-- start Exercise materials --

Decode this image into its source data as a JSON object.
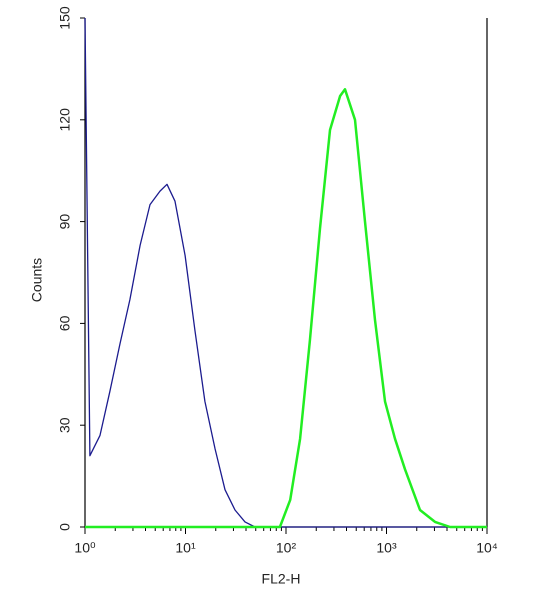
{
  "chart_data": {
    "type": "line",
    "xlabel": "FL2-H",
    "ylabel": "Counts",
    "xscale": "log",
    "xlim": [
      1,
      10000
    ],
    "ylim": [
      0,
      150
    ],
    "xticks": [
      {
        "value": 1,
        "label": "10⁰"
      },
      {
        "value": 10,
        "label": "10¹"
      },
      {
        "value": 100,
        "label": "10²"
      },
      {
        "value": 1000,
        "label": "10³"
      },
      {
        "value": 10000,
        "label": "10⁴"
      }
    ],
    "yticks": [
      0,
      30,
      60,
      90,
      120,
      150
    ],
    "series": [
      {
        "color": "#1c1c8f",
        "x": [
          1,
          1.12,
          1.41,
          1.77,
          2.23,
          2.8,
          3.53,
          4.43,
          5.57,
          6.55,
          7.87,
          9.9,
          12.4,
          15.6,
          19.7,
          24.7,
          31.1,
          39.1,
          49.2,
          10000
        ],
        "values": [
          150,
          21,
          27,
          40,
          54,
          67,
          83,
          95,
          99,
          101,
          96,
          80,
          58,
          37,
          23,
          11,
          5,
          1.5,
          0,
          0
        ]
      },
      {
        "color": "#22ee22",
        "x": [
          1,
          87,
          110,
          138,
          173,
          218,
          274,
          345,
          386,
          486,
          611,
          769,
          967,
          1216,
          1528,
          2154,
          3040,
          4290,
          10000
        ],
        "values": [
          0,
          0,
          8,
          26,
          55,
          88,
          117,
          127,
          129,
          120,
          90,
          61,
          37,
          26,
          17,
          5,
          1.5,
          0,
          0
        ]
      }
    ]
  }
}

-- end Exercise materials --

* [Exercise]:
Copy every record character for character. Skip the pictures.

* [Answer below]:
Decode this image into its source data as a JSON object.
{
  "chart_data": {
    "type": "line",
    "xlabel": "FL2-H",
    "ylabel": "Counts",
    "xscale": "log",
    "xlim": [
      1,
      10000
    ],
    "ylim": [
      0,
      150
    ],
    "xticks": [
      {
        "value": 1,
        "label": "10⁰"
      },
      {
        "value": 10,
        "label": "10¹"
      },
      {
        "value": 100,
        "label": "10²"
      },
      {
        "value": 1000,
        "label": "10³"
      },
      {
        "value": 10000,
        "label": "10⁴"
      }
    ],
    "yticks": [
      0,
      30,
      60,
      90,
      120,
      150
    ],
    "series": [
      {
        "color": "#1c1c8f",
        "x": [
          1,
          1.12,
          1.41,
          1.77,
          2.23,
          2.8,
          3.53,
          4.43,
          5.57,
          6.55,
          7.87,
          9.9,
          12.4,
          15.6,
          19.7,
          24.7,
          31.1,
          39.1,
          49.2,
          10000
        ],
        "values": [
          150,
          21,
          27,
          40,
          54,
          67,
          83,
          95,
          99,
          101,
          96,
          80,
          58,
          37,
          23,
          11,
          5,
          1.5,
          0,
          0
        ]
      },
      {
        "color": "#22ee22",
        "x": [
          1,
          87,
          110,
          138,
          173,
          218,
          274,
          345,
          386,
          486,
          611,
          769,
          967,
          1216,
          1528,
          2154,
          3040,
          4290,
          10000
        ],
        "values": [
          0,
          0,
          8,
          26,
          55,
          88,
          117,
          127,
          129,
          120,
          90,
          61,
          37,
          26,
          17,
          5,
          1.5,
          0,
          0
        ]
      }
    ]
  }
}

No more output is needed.